> **Short exercise**:
Pull every line containing the word "trang" from the records.

Stored data entries
+++++

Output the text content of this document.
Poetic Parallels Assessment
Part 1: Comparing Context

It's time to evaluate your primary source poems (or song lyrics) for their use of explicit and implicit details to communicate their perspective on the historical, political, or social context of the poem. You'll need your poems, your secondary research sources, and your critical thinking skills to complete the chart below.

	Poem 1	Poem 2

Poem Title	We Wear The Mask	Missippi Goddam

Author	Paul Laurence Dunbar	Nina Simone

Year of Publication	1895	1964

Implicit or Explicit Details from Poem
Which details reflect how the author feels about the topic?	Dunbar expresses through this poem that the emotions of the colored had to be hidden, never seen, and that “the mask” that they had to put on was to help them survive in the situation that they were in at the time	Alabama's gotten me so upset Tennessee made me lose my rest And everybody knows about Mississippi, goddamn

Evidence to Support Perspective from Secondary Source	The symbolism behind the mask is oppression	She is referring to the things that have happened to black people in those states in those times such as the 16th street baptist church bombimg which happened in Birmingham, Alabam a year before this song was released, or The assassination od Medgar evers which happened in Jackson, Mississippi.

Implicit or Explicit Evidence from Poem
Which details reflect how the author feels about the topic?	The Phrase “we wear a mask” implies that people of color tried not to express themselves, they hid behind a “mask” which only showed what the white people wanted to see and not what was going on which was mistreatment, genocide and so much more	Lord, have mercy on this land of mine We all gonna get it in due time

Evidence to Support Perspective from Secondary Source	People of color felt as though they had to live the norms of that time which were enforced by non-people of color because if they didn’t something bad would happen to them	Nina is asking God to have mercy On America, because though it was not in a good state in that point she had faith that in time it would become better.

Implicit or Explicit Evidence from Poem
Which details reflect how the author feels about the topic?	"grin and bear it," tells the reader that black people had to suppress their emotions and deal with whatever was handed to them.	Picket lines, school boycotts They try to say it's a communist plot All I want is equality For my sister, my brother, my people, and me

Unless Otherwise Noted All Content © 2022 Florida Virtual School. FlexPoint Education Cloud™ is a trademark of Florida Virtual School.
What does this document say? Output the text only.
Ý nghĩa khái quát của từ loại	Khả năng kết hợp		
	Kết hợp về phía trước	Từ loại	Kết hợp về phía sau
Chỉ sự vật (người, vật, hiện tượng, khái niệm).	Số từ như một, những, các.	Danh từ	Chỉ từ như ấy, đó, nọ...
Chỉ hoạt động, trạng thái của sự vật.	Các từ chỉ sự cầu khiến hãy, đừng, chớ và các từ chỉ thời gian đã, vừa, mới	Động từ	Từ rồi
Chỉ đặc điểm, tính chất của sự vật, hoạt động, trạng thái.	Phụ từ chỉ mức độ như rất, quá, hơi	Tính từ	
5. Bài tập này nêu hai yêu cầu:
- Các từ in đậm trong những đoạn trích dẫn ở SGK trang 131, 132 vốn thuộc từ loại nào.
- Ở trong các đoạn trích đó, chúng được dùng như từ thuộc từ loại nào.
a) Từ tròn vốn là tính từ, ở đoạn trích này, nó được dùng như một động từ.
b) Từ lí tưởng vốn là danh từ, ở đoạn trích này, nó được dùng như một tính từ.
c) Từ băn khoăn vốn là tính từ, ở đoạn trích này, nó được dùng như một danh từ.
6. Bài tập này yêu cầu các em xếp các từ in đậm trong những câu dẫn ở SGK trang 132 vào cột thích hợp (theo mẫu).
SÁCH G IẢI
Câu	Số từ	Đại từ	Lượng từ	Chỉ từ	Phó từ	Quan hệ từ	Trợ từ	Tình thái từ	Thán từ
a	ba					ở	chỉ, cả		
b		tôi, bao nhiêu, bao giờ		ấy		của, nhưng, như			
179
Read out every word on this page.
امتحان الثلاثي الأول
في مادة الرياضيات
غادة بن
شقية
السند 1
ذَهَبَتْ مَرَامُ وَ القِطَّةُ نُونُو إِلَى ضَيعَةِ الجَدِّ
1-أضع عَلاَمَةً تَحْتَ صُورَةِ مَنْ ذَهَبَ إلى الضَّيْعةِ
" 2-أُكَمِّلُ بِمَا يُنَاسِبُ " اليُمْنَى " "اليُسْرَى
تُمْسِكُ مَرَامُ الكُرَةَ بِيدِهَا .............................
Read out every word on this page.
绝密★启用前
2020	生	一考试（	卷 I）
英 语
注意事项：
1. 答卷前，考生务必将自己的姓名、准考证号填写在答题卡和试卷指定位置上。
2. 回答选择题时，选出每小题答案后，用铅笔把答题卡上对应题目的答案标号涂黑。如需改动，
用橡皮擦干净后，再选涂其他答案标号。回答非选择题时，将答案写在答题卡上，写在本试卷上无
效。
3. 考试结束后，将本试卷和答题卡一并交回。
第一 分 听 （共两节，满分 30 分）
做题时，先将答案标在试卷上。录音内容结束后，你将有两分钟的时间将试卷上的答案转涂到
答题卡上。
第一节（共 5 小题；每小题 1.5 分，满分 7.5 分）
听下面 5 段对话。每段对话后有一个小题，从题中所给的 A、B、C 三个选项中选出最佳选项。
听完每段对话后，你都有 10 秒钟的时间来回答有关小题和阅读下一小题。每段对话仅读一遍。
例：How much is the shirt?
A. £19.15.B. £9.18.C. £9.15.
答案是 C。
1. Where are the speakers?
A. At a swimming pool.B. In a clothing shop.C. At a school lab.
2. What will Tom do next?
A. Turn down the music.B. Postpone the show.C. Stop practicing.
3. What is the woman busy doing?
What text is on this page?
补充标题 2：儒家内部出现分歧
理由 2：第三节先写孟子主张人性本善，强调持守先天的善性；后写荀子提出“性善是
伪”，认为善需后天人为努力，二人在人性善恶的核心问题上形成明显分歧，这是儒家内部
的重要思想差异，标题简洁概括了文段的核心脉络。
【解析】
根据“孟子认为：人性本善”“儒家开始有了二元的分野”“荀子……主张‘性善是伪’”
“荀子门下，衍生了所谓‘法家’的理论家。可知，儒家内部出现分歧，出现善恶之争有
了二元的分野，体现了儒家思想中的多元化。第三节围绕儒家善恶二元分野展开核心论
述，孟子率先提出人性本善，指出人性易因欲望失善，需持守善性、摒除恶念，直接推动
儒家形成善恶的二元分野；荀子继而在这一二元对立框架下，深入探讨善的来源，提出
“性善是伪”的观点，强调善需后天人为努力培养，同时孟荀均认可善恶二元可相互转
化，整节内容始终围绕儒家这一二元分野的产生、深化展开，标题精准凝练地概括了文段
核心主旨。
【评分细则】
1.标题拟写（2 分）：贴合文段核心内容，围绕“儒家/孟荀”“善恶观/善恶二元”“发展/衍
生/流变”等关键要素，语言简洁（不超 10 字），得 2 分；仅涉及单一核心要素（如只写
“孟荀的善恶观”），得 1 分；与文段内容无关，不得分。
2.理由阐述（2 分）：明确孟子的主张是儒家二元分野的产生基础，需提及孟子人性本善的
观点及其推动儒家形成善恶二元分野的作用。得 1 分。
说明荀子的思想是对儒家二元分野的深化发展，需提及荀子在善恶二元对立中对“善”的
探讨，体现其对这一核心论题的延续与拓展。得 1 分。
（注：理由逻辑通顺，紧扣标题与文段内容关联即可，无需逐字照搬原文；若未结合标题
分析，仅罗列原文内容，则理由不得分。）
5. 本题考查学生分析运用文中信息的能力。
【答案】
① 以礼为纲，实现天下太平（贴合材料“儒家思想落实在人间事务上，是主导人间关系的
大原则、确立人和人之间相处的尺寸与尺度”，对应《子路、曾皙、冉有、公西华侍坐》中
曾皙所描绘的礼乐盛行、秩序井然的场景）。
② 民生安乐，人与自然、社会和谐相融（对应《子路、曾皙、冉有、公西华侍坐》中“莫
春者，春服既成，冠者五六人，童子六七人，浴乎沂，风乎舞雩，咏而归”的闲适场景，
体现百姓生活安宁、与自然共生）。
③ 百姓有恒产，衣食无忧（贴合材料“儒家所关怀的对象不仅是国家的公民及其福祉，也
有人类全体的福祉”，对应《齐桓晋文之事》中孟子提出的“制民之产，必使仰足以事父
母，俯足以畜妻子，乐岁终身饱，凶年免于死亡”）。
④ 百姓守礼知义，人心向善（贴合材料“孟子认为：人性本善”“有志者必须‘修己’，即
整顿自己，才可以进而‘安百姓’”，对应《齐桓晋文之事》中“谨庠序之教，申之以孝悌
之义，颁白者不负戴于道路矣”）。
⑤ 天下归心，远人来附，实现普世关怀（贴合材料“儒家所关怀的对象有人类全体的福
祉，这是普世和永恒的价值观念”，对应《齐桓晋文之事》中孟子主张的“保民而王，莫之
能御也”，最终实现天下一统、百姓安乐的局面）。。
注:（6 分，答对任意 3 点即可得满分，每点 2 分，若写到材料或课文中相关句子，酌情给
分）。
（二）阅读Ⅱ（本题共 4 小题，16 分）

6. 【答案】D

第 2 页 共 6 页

+++++

> **Reply**:
- Các từ in đậm trong những đoạn trích dẫn ở SGK trang 131, 132 vốn thuộc từ loại nào.
6. Bài tập này yêu cầu các em xếp các từ in đậm trong những câu dẫn ở SGK trang 132 vào cột thích hợp (theo mẫu).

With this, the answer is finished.